Data records
☆ ☆ ☆ ☆

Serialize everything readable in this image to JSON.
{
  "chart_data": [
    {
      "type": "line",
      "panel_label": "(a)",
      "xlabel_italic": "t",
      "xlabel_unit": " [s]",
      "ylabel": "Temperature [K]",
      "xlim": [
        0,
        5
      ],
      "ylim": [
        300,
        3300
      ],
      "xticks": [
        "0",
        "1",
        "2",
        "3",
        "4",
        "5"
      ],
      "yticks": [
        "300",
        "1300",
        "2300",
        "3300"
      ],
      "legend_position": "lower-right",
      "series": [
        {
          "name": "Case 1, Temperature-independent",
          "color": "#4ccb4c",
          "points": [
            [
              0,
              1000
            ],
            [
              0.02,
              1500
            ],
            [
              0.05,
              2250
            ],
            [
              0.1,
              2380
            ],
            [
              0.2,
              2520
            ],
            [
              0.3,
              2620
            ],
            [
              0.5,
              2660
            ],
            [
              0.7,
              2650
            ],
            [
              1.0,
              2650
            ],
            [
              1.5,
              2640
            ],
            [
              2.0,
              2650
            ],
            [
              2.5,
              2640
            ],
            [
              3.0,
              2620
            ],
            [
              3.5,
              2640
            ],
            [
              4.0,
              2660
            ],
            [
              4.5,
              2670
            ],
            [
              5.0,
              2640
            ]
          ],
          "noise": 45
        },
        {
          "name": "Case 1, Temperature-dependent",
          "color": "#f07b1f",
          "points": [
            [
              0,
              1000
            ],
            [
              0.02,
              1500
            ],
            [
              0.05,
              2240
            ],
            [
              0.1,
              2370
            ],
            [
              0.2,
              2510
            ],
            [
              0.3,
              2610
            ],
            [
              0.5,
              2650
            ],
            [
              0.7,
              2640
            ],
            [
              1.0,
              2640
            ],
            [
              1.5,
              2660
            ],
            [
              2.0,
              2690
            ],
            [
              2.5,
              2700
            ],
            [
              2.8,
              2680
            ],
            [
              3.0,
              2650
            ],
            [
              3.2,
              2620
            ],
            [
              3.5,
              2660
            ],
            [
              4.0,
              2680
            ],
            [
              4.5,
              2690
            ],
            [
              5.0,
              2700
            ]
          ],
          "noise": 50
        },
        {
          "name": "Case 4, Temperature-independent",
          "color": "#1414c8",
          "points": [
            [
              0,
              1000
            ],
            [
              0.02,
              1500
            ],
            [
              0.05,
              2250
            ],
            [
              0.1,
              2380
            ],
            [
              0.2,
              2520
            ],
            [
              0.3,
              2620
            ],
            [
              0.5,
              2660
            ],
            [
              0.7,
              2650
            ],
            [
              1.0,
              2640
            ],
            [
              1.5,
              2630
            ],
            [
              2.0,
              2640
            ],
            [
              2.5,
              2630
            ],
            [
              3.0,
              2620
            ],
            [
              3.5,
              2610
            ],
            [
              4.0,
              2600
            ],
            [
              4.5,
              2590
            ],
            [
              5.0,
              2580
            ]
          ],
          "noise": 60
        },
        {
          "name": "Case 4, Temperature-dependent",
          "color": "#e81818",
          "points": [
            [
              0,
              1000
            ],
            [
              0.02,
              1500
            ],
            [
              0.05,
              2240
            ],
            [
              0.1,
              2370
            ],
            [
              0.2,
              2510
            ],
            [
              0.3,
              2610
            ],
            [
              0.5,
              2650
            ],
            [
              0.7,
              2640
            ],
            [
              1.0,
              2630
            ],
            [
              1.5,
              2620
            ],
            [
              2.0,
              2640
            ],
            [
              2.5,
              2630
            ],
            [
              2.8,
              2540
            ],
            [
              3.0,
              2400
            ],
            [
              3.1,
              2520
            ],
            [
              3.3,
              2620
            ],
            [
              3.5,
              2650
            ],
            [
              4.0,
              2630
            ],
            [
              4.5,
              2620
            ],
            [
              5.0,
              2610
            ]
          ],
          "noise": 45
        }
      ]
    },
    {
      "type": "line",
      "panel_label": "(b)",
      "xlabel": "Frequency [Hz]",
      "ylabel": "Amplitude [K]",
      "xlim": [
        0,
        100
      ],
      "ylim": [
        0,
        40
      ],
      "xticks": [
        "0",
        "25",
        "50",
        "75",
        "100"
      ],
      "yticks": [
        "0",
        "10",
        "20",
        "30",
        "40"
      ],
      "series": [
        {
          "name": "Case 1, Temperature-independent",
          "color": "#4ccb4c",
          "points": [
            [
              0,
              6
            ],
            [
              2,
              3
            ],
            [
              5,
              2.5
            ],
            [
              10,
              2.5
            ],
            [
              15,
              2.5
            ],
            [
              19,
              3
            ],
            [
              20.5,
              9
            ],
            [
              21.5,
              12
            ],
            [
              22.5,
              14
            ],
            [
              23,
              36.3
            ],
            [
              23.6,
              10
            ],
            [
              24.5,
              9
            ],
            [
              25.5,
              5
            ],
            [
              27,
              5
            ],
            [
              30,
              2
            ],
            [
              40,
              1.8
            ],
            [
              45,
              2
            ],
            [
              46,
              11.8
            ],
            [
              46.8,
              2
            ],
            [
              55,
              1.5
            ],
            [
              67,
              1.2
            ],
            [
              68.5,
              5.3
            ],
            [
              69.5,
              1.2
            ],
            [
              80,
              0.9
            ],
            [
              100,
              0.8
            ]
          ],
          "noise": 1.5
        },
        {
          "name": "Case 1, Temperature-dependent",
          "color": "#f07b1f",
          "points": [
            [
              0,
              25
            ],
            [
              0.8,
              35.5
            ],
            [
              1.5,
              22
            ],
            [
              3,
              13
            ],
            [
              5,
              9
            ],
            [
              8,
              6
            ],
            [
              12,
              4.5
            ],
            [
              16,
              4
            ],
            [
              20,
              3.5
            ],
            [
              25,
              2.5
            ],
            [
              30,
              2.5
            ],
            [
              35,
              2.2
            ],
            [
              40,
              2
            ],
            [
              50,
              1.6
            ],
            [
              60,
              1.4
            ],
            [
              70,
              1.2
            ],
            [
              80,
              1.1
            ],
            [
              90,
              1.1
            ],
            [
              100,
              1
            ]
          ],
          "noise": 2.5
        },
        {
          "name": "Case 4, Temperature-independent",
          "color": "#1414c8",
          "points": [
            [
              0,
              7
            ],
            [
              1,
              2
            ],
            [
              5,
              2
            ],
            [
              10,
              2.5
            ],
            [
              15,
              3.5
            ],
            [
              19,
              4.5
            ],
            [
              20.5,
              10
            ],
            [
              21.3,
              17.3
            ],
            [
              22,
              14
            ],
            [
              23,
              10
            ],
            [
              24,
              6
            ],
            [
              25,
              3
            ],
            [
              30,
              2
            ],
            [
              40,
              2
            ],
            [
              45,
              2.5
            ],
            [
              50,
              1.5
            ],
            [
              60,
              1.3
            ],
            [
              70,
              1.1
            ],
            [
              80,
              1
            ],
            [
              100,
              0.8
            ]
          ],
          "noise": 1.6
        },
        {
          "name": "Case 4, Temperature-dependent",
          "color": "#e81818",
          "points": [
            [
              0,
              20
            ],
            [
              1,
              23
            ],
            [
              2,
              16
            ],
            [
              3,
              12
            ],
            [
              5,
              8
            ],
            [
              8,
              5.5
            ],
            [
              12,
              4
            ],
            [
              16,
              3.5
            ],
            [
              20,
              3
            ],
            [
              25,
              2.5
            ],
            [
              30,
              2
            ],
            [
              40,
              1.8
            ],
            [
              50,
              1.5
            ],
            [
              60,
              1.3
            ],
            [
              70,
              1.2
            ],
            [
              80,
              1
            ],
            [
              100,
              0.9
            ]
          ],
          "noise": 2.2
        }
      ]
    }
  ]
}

☆ ☆ ☆ ☆

### [The request]
Reproduce the material precisely, including every line.

### [Response to this exercise]
Serialize everything readable in this image to JSON.
{
  "chart_data": [
    {
      "type": "line",
      "panel_label": "(a)",
      "xlabel_italic": "t",
      "xlabel_unit": " [s]",
      "ylabel": "Temperature [K]",
      "xlim": [
        0,
        5
      ],
      "ylim": [
        300,
        3300
      ],
      "xticks": [
        "0",
        "1",
        "2",
        "3",
        "4",
        "5"
      ],
      "yticks": [
        "300",
        "1300",
        "2300",
        "3300"
      ],
      "legend_position": "lower-right",
      "series": [
        {
          "name": "Case 1, Temperature-independent",
          "color": "#4ccb4c",
          "points": [
            [
              0,
              1000
            ],
            [
              0.02,
              1500
            ],
            [
              0.05,
              2250
            ],
            [
              0.1,
              2380
            ],
            [
              0.2,
              2520
            ],
            [
              0.3,
              2620
            ],
            [
              0.5,
              2660
            ],
            [
              0.7,
              2650
            ],
            [
              1.0,
              2650
            ],
            [
              1.5,
              2640
            ],
            [
              2.0,
              2650
            ],
            [
              2.5,
              2640
            ],
            [
              3.0,
              2620
            ],
            [
              3.5,
              2640
            ],
            [
              4.0,
              2660
            ],
            [
              4.5,
              2670
            ],
            [
              5.0,
              2640
            ]
          ],
          "noise": 45
        },
        {
          "name": "Case 1, Temperature-dependent",
          "color": "#f07b1f",
          "points": [
            [
              0,
              1000
            ],
            [
              0.02,
              1500
            ],
            [
              0.05,
              2240
            ],
            [
              0.1,
              2370
            ],
            [
              0.2,
              2510
            ],
            [
              0.3,
              2610
            ],
            [
              0.5,
              2650
            ],
            [
              0.7,
              2640
            ],
            [
              1.0,
              2640
            ],
            [
              1.5,
              2660
            ],
            [
              2.0,
              2690
            ],
            [
              2.5,
              2700
            ],
            [
              2.8,
              2680
            ],
            [
              3.0,
              2650
            ],
            [
              3.2,
              2620
            ],
            [
              3.5,
              2660
            ],
            [
              4.0,
              2680
            ],
            [
              4.5,
              2690
            ],
            [
              5.0,
              2700
            ]
          ],
          "noise": 50
        },
        {
          "name": "Case 4, Temperature-independent",
          "color": "#1414c8",
          "points": [
            [
              0,
              1000
            ],
            [
              0.02,
              1500
            ],
            [
              0.05,
              2250
            ],
            [
              0.1,
              2380
            ],
            [
              0.2,
              2520
            ],
            [
              0.3,
              2620
            ],
            [
              0.5,
              2660
            ],
            [
              0.7,
              2650
            ],
            [
              1.0,
              2640
            ],
            [
              1.5,
              2630
            ],
            [
              2.0,
              2640
            ],
            [
              2.5,
              2630
            ],
            [
              3.0,
              2620
            ],
            [
              3.5,
              2610
            ],
            [
              4.0,
              2600
            ],
            [
              4.5,
              2590
            ],
            [
              5.0,
              2580
            ]
          ],
          "noise": 60
        },
        {
          "name": "Case 4, Temperature-dependent",
          "color": "#e81818",
          "points": [
            [
              0,
              1000
            ],
            [
              0.02,
              1500
            ],
            [
              0.05,
              2240
            ],
            [
              0.1,
              2370
            ],
            [
              0.2,
              2510
            ],
            [
              0.3,
              2610
            ],
            [
              0.5,
              2650
            ],
            [
              0.7,
              2640
            ],
            [
              1.0,
              2630
            ],
            [
              1.5,
              2620
            ],
            [
              2.0,
              2640
            ],
            [
              2.5,
              2630
            ],
            [
              2.8,
              2540
            ],
            [
              3.0,
              2400
            ],
            [
              3.1,
              2520
            ],
            [
              3.3,
              2620
            ],
            [
              3.5,
              2650
            ],
            [
              4.0,
              2630
            ],
            [
              4.5,
              2620
            ],
            [
              5.0,
              2610
            ]
          ],
          "noise": 45
        }
      ]
    },
    {
      "type": "line",
      "panel_label": "(b)",
      "xlabel": "Frequency [Hz]",
      "ylabel": "Amplitude [K]",
      "xlim": [
        0,
        100
      ],
      "ylim": [
        0,
        40
      ],
      "xticks": [
        "0",
        "25",
        "50",
        "75",
        "100"
      ],
      "yticks": [
        "0",
        "10",
        "20",
        "30",
        "40"
      ],
      "series": [
        {
          "name": "Case 1, Temperature-independent",
          "color": "#4ccb4c",
          "points": [
            [
              0,
              6
            ],
            [
              2,
              3
            ],
            [
              5,
              2.5
            ],
            [
              10,
              2.5
            ],
            [
              15,
              2.5
            ],
            [
              19,
              3
            ],
            [
              20.5,
              9
            ],
            [
              21.5,
              12
            ],
            [
              22.5,
              14
            ],
            [
              23,
              36.3
            ],
            [
              23.6,
              10
            ],
            [
              24.5,
              9
            ],
            [
              25.5,
              5
            ],
            [
              27,
              5
            ],
            [
              30,
              2
            ],
            [
              40,
              1.8
            ],
            [
              45,
              2
            ],
            [
              46,
              11.8
            ],
            [
              46.8,
              2
            ],
            [
              55,
              1.5
            ],
            [
              67,
              1.2
            ],
            [
              68.5,
              5.3
            ],
            [
              69.5,
              1.2
            ],
            [
              80,
              0.9
            ],
            [
              100,
              0.8
            ]
          ],
          "noise": 1.5
        },
        {
          "name": "Case 1, Temperature-dependent",
          "color": "#f07b1f",
          "points": [
            [
              0,
              25
            ],
            [
              0.8,
              35.5
            ],
            [
              1.5,
              22
            ],
            [
              3,
              13
            ],
            [
              5,
              9
            ],
            [
              8,
              6
            ],
            [
              12,
              4.5
            ],
            [
              16,
              4
            ],
            [
              20,
              3.5
            ],
            [
              25,
              2.5
            ],
            [
              30,
              2.5
            ],
            [
              35,
              2.2
            ],
            [
              40,
              2
            ],
            [
              50,
              1.6
            ],
            [
              60,
              1.4
            ],
            [
              70,
              1.2
            ],
            [
              80,
              1.1
            ],
            [
              90,
              1.1
            ],
            [
              100,
              1
            ]
          ],
          "noise": 2.5
        },
        {
          "name": "Case 4, Temperature-independent",
          "color": "#1414c8",
          "points": [
            [
              0,
              7
            ],
            [
              1,
              2
            ],
            [
              5,
              2
            ],
            [
              10,
              2.5
            ],
            [
              15,
              3.5
            ],
            [
              19,
              4.5
            ],
            [
              20.5,
              10
            ],
            [
              21.3,
              17.3
            ],
            [
              22,
              14
            ],
            [
              23,
              10
            ],
            [
              24,
              6
            ],
            [
              25,
              3
            ],
            [
              30,
              2
            ],
            [
              40,
              2
            ],
            [
              45,
              2.5
            ],
            [
              50,
              1.5
            ],
            [
              60,
              1.3
            ],
            [
              70,
              1.1
            ],
            [
              80,
              1
            ],
            [
              100,
              0.8
            ]
          ],
          "noise": 1.6
        },
        {
          "name": "Case 4, Temperature-dependent",
          "color": "#e81818",
          "points": [
            [
              0,
              20
            ],
            [
              1,
              23
            ],
            [
              2,
              16
            ],
            [
              3,
              12
            ],
            [
              5,
              8
            ],
            [
              8,
              5.5
            ],
            [
              12,
              4
            ],
            [
              16,
              3.5
            ],
            [
              20,
              3
            ],
            [
              25,
              2.5
            ],
            [
              30,
              2
            ],
            [
              40,
              1.8
            ],
            [
              50,
              1.5
            ],
            [
              60,
              1.3
            ],
            [
              70,
              1.2
            ],
            [
              80,
              1
            ],
            [
              100,
              0.9
            ]
          ],
          "noise": 2.2
        }
      ]
    }
  ]
}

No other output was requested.